** begin Excerpted records **

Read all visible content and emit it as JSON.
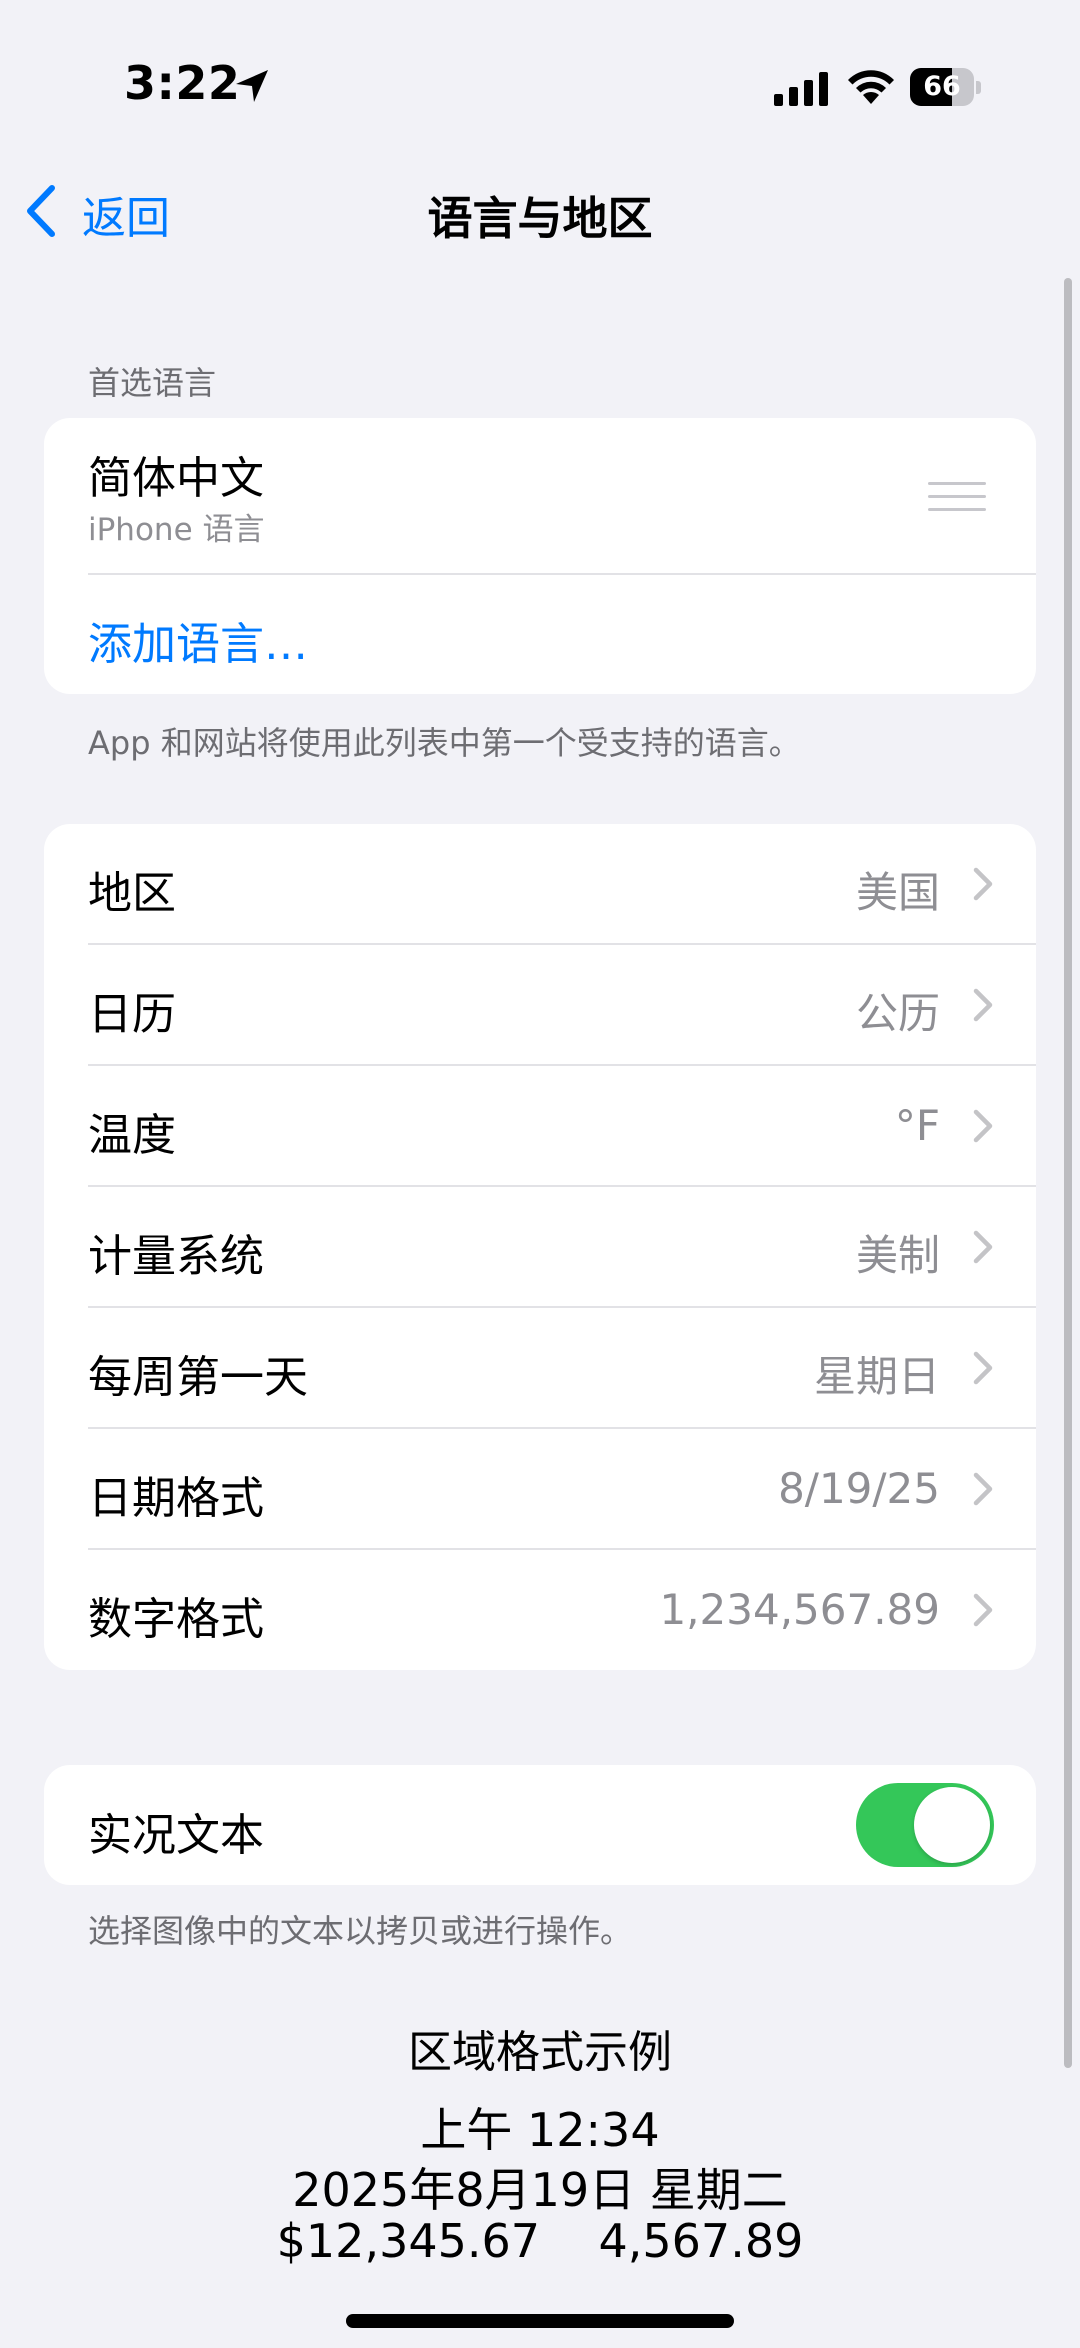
{
  "status_bar": {
    "time": "3:22",
    "location_icon": "location-arrow-icon",
    "signal_icon": "cellular-signal-icon",
    "wifi_icon": "wifi-icon",
    "battery_level": "66",
    "battery_fraction": 0.66
  },
  "nav": {
    "back_label": "返回",
    "title": "语言与地区"
  },
  "preferred_languages": {
    "header": "首选语言",
    "languages": [
      {
        "name": "简体中文",
        "subtitle": "iPhone 语言"
      }
    ],
    "add_language": "添加语言…",
    "footer": "App 和网站将使用此列表中第一个受支持的语言。"
  },
  "settings": [
    {
      "label": "地区",
      "value": "美国"
    },
    {
      "label": "日历",
      "value": "公历"
    },
    {
      "label": "温度",
      "value": "°F"
    },
    {
      "label": "计量系统",
      "value": "美制"
    },
    {
      "label": "每周第一天",
      "value": "星期日"
    },
    {
      "label": "日期格式",
      "value": "8/19/25"
    },
    {
      "label": "数字格式",
      "value": "1,234,567.89"
    }
  ],
  "live_text": {
    "label": "实况文本",
    "enabled": true,
    "footer": "选择图像中的文本以拷贝或进行操作。"
  },
  "region_example": {
    "title": "区域格式示例",
    "time": "上午 12:34",
    "date": "2025年8月19日 星期二",
    "numbers": "$12,345.67    4,567.89"
  },
  "colors": {
    "accent": "#007aff",
    "toggle_on": "#34c759",
    "background": "#f2f2f7",
    "secondary_text": "#8e8e93"
  }
}
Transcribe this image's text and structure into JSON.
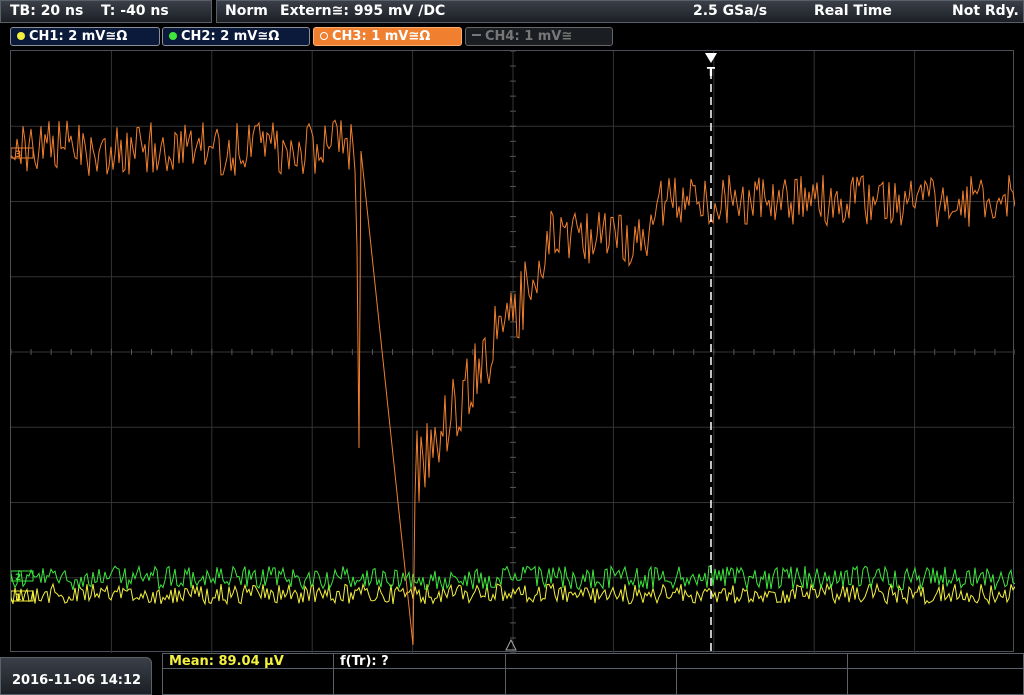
{
  "topbar": {
    "timebase": "TB: 20 ns",
    "trigger_offset": "T: -40 ns",
    "trigger_mode": "Norm",
    "trigger_source": "Extern≅: 995 mV ∕DC",
    "sample_rate": "2.5 GSa/s",
    "acq_mode": "Real Time",
    "status": "Not Rdy."
  },
  "channels": [
    {
      "label": "CH1: 2 mV≅Ω",
      "color": "#f4f040",
      "active": true
    },
    {
      "label": "CH2: 2 mV≅Ω",
      "color": "#3ee63e",
      "active": true
    },
    {
      "label": "CH3: 1 mV≅Ω",
      "color": "#f08030",
      "active": true,
      "selected": true
    },
    {
      "label": "CH4: 1 mV≅",
      "color": "#777777",
      "active": false
    }
  ],
  "markers": {
    "trigger": "T",
    "ch3": "3",
    "ch2": "2",
    "ch1": "1"
  },
  "bottom": {
    "datetime": "2016-11-06 14:12",
    "mean": "Mean: 89.04 µV",
    "ftr": "f(Tr): ?"
  },
  "colors": {
    "ch1": "#f4f040",
    "ch2": "#3ee63e",
    "ch3": "#f08030",
    "grid": "#3a3a3a",
    "trigger_line": "#ffffff"
  }
}
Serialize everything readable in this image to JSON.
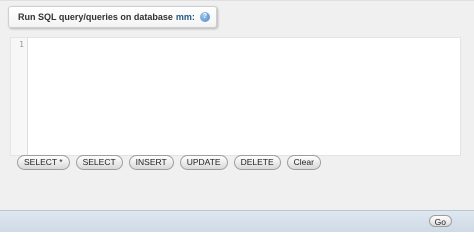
{
  "sql_box": {
    "legend": {
      "prefix": "Run SQL query/queries on database",
      "database": "mm:",
      "help_icon": "help-icon"
    },
    "editor": {
      "line_number": "1",
      "content": ""
    }
  },
  "toolbar": {
    "buttons": [
      {
        "label": "SELECT *"
      },
      {
        "label": "SELECT"
      },
      {
        "label": "INSERT"
      },
      {
        "label": "UPDATE"
      },
      {
        "label": "DELETE"
      },
      {
        "label": "Clear"
      }
    ]
  },
  "footer": {
    "go_label": "Go"
  },
  "colors": {
    "panel_bg": "#f0f0f0",
    "footer_bg": "#d4dee9",
    "db_name": "#235a81"
  }
}
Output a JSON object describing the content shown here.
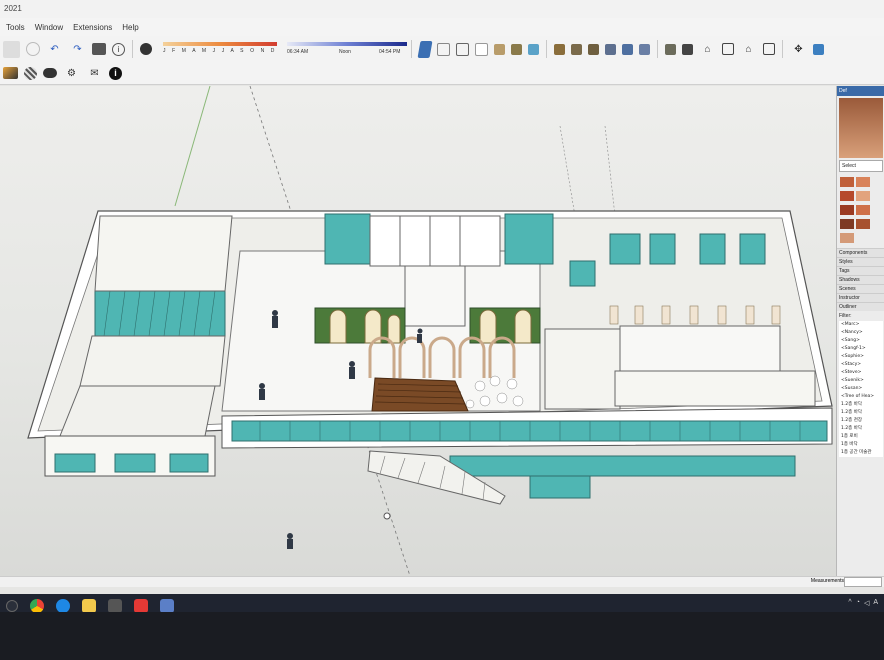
{
  "window": {
    "title_fragment": "2021"
  },
  "menu": {
    "tools": "Tools",
    "window": "Window",
    "extensions": "Extensions",
    "help": "Help"
  },
  "shadow": {
    "months": "J F M A M J J A S O N D",
    "time_start": "06:34 AM",
    "time_noon": "Noon",
    "time_end": "04:54 PM"
  },
  "right_panel": {
    "tray_title": "Def",
    "select_label": "Select",
    "sections": [
      "Components",
      "Styles",
      "Tags",
      "Shadows",
      "Scenes",
      "Instructor",
      "Outliner"
    ],
    "filter_label": "Filter:",
    "outliner_items": [
      "<Marc>",
      "<Nancy>",
      "<Sang>",
      "<Sangf-1>",
      "<Sophie>",
      "<Stacy>",
      "<Steve>",
      "<Suenik>",
      "<Susan>",
      "<Tree of Hea>",
      "1.2층 바닥",
      "1.2층 바닥",
      "1.2층 천장",
      "1.2층 바닥",
      "1층 로비",
      "1층 바닥",
      "1층 공간 미술관"
    ],
    "swatches": [
      "#c0603a",
      "#d9835a",
      "#b64a2c",
      "#e2a37d",
      "#9b3b22",
      "#cf7048",
      "#7e3a24",
      "#a7512f",
      "#d49a78"
    ]
  },
  "status": {
    "measurements": "Measurements"
  },
  "colors": {
    "teal_glass": "#4fb6b3",
    "wall": "#f4f3ef",
    "stair_wood": "#7a4a26"
  }
}
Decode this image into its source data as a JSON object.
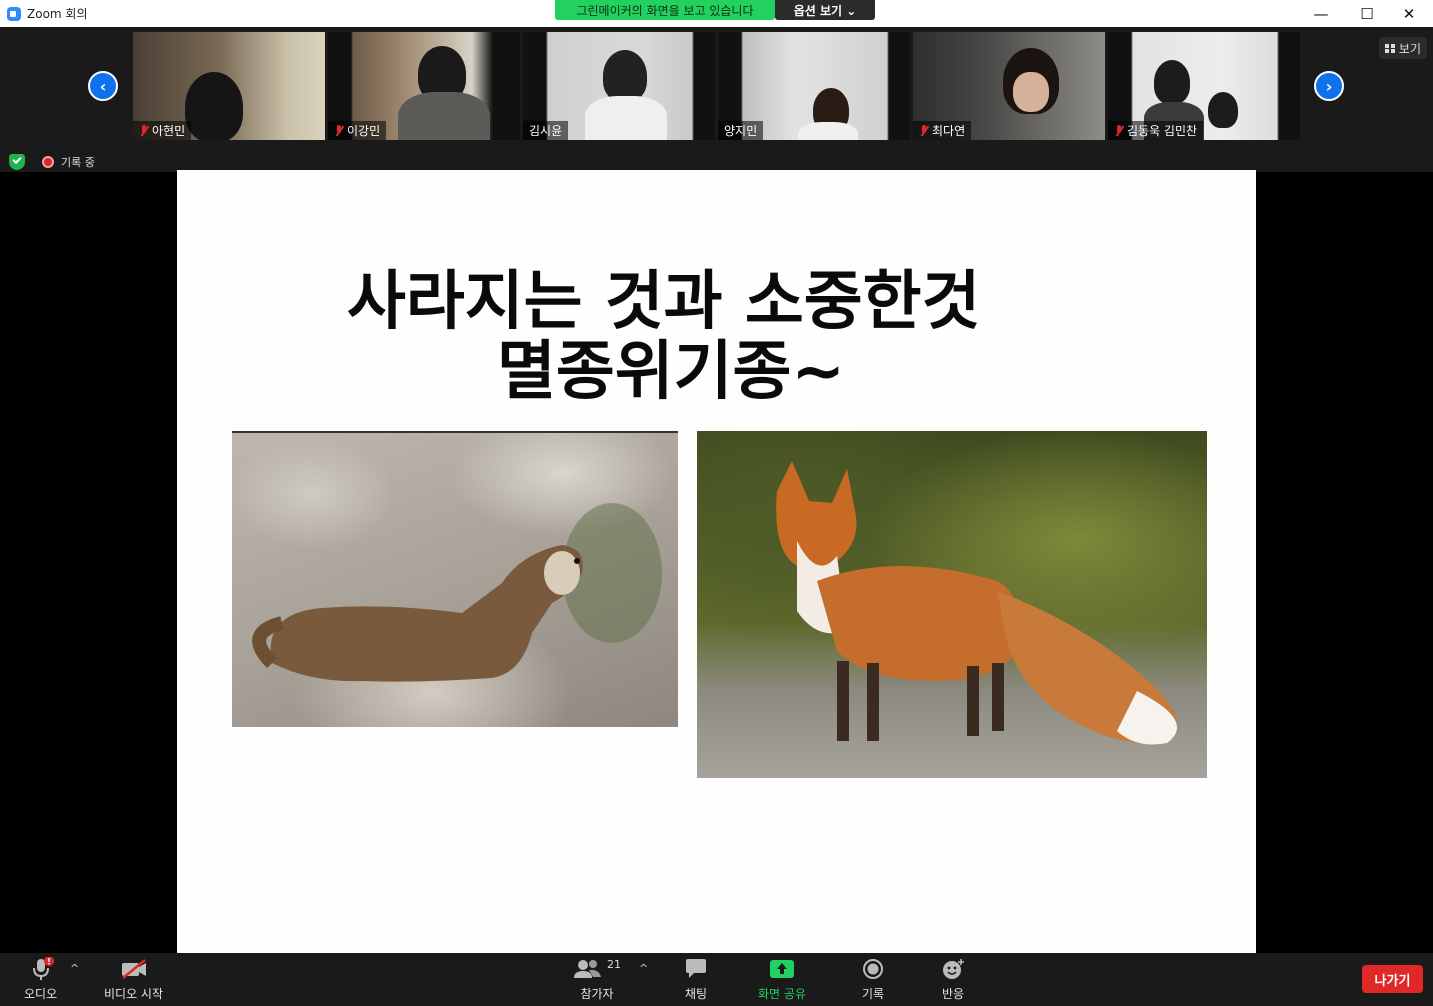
{
  "window": {
    "title": "Zoom 회의",
    "minimize": "—",
    "maximize": "☐",
    "close": "✕"
  },
  "banner": {
    "viewing_text": "그린메이커의 화면을 보고 있습니다",
    "options_label": "옵션 보기 ⌄"
  },
  "gallery": {
    "prev_arrow": "‹",
    "next_arrow": "›",
    "view_label": "보기",
    "participants": [
      {
        "name": "아현민",
        "muted": true
      },
      {
        "name": "이강민",
        "muted": true
      },
      {
        "name": "김시윤",
        "muted": false
      },
      {
        "name": "양지민",
        "muted": false
      },
      {
        "name": "최다연",
        "muted": true
      },
      {
        "name": "김동욱 김민찬",
        "muted": true
      }
    ]
  },
  "status": {
    "recording_label": "기록 중"
  },
  "slide": {
    "title_line1": "사라지는 것과 소중한것",
    "title_line2": "멸종위기종~"
  },
  "toolbar": {
    "audio_label": "오디오",
    "video_label": "비디오 시작",
    "participants_label": "참가자",
    "participants_count": "21",
    "chat_label": "채팅",
    "share_label": "화면 공유",
    "record_label": "기록",
    "reactions_label": "반응",
    "leave_label": "나가기",
    "caret": "^"
  },
  "colors": {
    "accent": "#0e72ed",
    "share_green": "#23d160",
    "leave_red": "#e02828"
  }
}
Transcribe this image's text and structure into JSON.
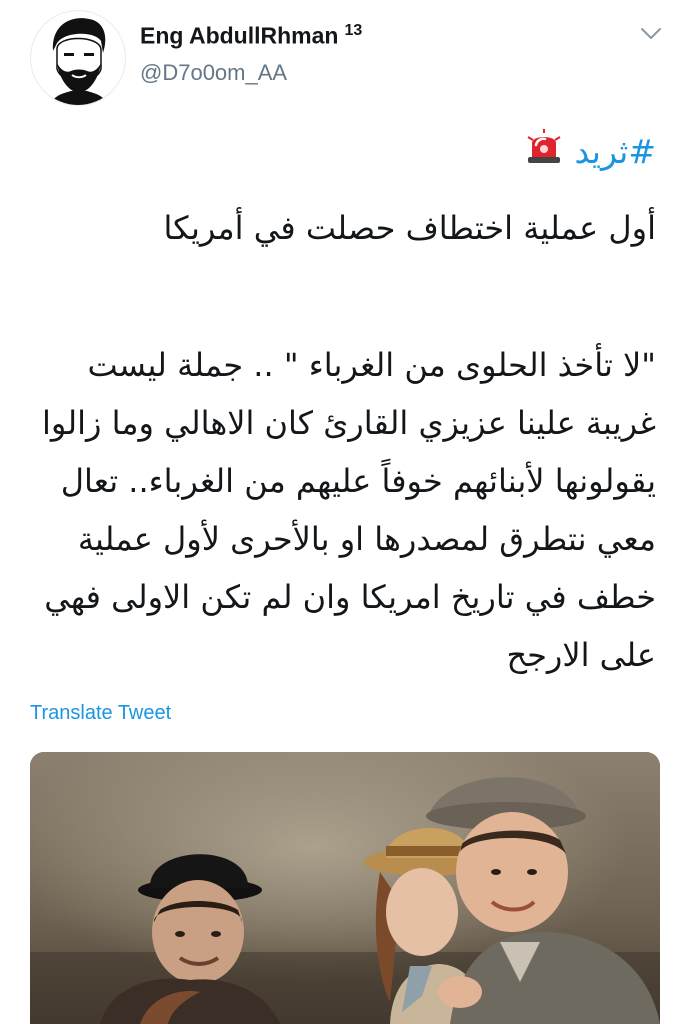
{
  "author": {
    "name": "Eng AbdullRhman",
    "badge": "13",
    "handle": "@D7o0om_AA"
  },
  "tweet": {
    "hashtag": "#ثريد",
    "title": "أول عملية اختطاف حصلت في أمريكا",
    "paragraph": "\"لا تأخذ الحلوى من الغرباء \" .. جملة ليست غريبة علينا عزيزي القارئ كان الاهالي وما زالوا يقولونها لأبنائهم خوفاً عليهم من الغرباء.. تعال معي نتطرق لمصدرها او بالأحرى لأول عملية خطف في تاريخ امريكا وان لم تكن الاولى فهي على الارجح"
  },
  "actions": {
    "translate_label": "Translate Tweet"
  },
  "icons": {
    "siren": "police-siren-emoji",
    "caret": "chevron-down-icon",
    "avatar": "bearded-man-avatar"
  },
  "colors": {
    "link": "#1b95e0",
    "text": "#14171a",
    "secondary": "#657786"
  }
}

** end Excerpted records **

### Task objective
Looking at the records above, extract only the lines from the one with "Decode this image" through the last line, exactly, with the pictures left out.

### Worked answer
Decode this image into its source data as a JSON object.
{
  "window": {
    "title": "Zoom 회의",
    "minimize": "—",
    "maximize": "☐",
    "close": "✕"
  },
  "banner": {
    "viewing_text": "그린메이커의 화면을 보고 있습니다",
    "options_label": "옵션 보기 ⌄"
  },
  "gallery": {
    "prev_arrow": "‹",
    "next_arrow": "›",
    "view_label": "보기",
    "participants": [
      {
        "name": "아현민",
        "muted": true
      },
      {
        "name": "이강민",
        "muted": true
      },
      {
        "name": "김시윤",
        "muted": false
      },
      {
        "name": "양지민",
        "muted": false
      },
      {
        "name": "최다연",
        "muted": true
      },
      {
        "name": "김동욱 김민찬",
        "muted": true
      }
    ]
  },
  "status": {
    "recording_label": "기록 중"
  },
  "slide": {
    "title_line1": "사라지는 것과 소중한것",
    "title_line2": "멸종위기종~"
  },
  "toolbar": {
    "audio_label": "오디오",
    "video_label": "비디오 시작",
    "participants_label": "참가자",
    "participants_count": "21",
    "chat_label": "채팅",
    "share_label": "화면 공유",
    "record_label": "기록",
    "reactions_label": "반응",
    "leave_label": "나가기",
    "caret": "^"
  },
  "colors": {
    "accent": "#0e72ed",
    "share_green": "#23d160",
    "leave_red": "#e02828"
  }
}
Transcribe this image's text and structure into JSON.
{
  "author": {
    "name": "Eng AbdullRhman",
    "badge": "13",
    "handle": "@D7o0om_AA"
  },
  "tweet": {
    "hashtag": "#ثريد",
    "title": "أول عملية اختطاف حصلت في أمريكا",
    "paragraph": "\"لا تأخذ الحلوى من الغرباء \" .. جملة ليست غريبة علينا عزيزي القارئ كان الاهالي وما زالوا يقولونها لأبنائهم خوفاً عليهم من الغرباء.. تعال معي نتطرق لمصدرها او بالأحرى لأول عملية خطف في تاريخ امريكا وان لم تكن الاولى فهي على الارجح"
  },
  "actions": {
    "translate_label": "Translate Tweet"
  },
  "icons": {
    "siren": "police-siren-emoji",
    "caret": "chevron-down-icon",
    "avatar": "bearded-man-avatar"
  },
  "colors": {
    "link": "#1b95e0",
    "text": "#14171a",
    "secondary": "#657786"
  }
}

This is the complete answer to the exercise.